◆ **WHAT YOU ARE ASKED TO DO**:
Reproduce the lines of the material exactly, excluding every image.

◆ **RECORD EXCERPTS**:
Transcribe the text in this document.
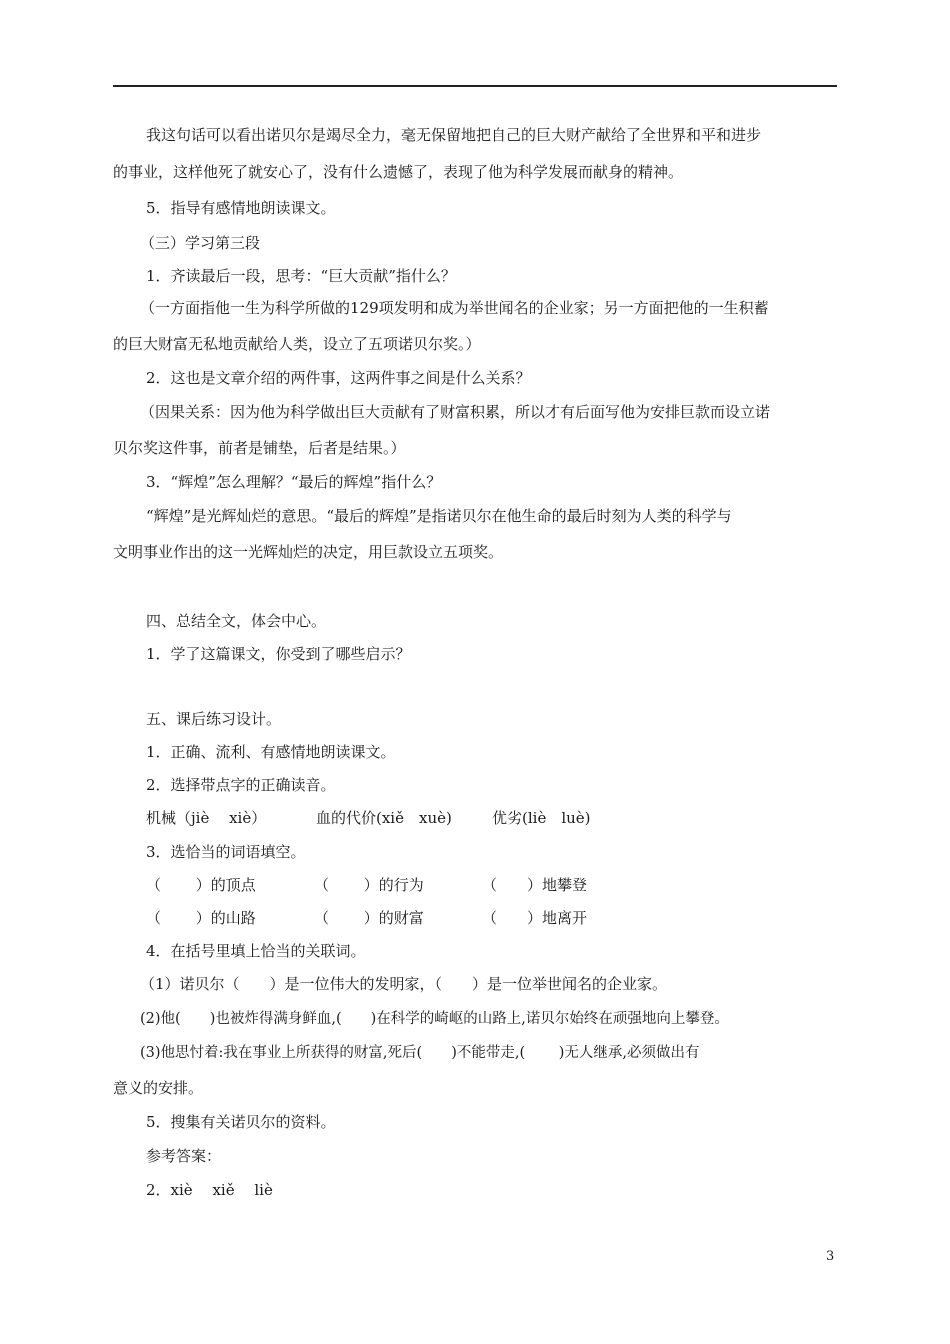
我这句话可以看出诺贝尔是竭尽全力，毫无保留地把自己的巨大财产献给了全世界和平和进步
的事业，这样他死了就安心了，没有什么遗憾了，表现了他为科学发展而献身的精神。
5．指导有感情地朗读课文。
（三）学习第三段
1．齐读最后一段，思考：“巨大贡献”指什么？
（一方面指他一生为科学所做的129项发明和成为举世闻名的企业家；另一方面把他的一生积蓄
的巨大财富无私地贡献给人类，设立了五项诺贝尔奖。）
2．这也是文章介绍的两件事，这两件事之间是什么关系？
（因果关系：因为他为科学做出巨大贡献有了财富积累，所以才有后面写他为安排巨款而设立诺
贝尔奖这件事，前者是铺垫，后者是结果。）
3．“辉煌”怎么理解？“最后的辉煌”指什么？
“辉煌”是光辉灿烂的意思。“最后的辉煌”是指诺贝尔在他生命的最后时刻为人类的科学与
文明事业作出的这一光辉灿烂的决定，用巨款设立五项奖。
四、总结全文，体会中心。
1．学了这篇课文，你受到了哪些启示？
五、课后练习设计。
1．正确、流利、有感情地朗读课文。
2．选择带点字的正确读音。
机械（jiè　 xiè）	血的代价(xiě　xuè)	优劣(liè　luè)
3．选恰当的词语填空。
（　　 ）的顶点	（　　 ）的行为	（　　）地攀登
（　　 ）的山路	（　　 ）的财富	（　　）地离开
4．在括号里填上恰当的关联词。
（1）诺贝尔（　　）是一位伟大的发明家，（　　）是一位举世闻名的企业家。
(2)他(　　)也被炸得满身鲜血,(　　)在科学的崎岖的山路上,诺贝尔始终在顽强地向上攀登。
(3)他思忖着:我在事业上所获得的财富,死后(　　)不能带走,(　　 )无人继承,必须做出有
意义的安排。
5．搜集有关诺贝尔的资料。
参考答案：
2．xiè　 xiě　 liè
3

◆ **EXERCISE RESULT**:
Transcribe the text in this document.
我这句话可以看出诺贝尔是竭尽全力，毫无保留地把自己的巨大财产献给了全世界和平和进步
的事业，这样他死了就安心了，没有什么遗憾了，表现了他为科学发展而献身的精神。
5．指导有感情地朗读课文。
（三）学习第三段
1．齐读最后一段，思考：“巨大贡献”指什么？
（一方面指他一生为科学所做的129项发明和成为举世闻名的企业家；另一方面把他的一生积蓄
的巨大财富无私地贡献给人类，设立了五项诺贝尔奖。）
2．这也是文章介绍的两件事，这两件事之间是什么关系？
（因果关系：因为他为科学做出巨大贡献有了财富积累，所以才有后面写他为安排巨款而设立诺
贝尔奖这件事，前者是铺垫，后者是结果。）
3．“辉煌”怎么理解？“最后的辉煌”指什么？
“辉煌”是光辉灿烂的意思。“最后的辉煌”是指诺贝尔在他生命的最后时刻为人类的科学与
文明事业作出的这一光辉灿烂的决定，用巨款设立五项奖。
四、总结全文，体会中心。
1．学了这篇课文，你受到了哪些启示？
五、课后练习设计。
1．正确、流利、有感情地朗读课文。
2．选择带点字的正确读音。
机械（jiè　 xiè）	血的代价(xiě　xuè)	优劣(liè　luè)
3．选恰当的词语填空。
（　　 ）的顶点	（　　 ）的行为	（　　）地攀登
（　　 ）的山路	（　　 ）的财富	（　　）地离开
4．在括号里填上恰当的关联词。
（1）诺贝尔（　　）是一位伟大的发明家，（　　）是一位举世闻名的企业家。
(2)他(　　)也被炸得满身鲜血,(　　)在科学的崎岖的山路上,诺贝尔始终在顽强地向上攀登。
(3)他思忖着:我在事业上所获得的财富,死后(　　)不能带走,(　　 )无人继承,必须做出有
意义的安排。
5．搜集有关诺贝尔的资料。
参考答案：
2．xiè　 xiě　 liè
3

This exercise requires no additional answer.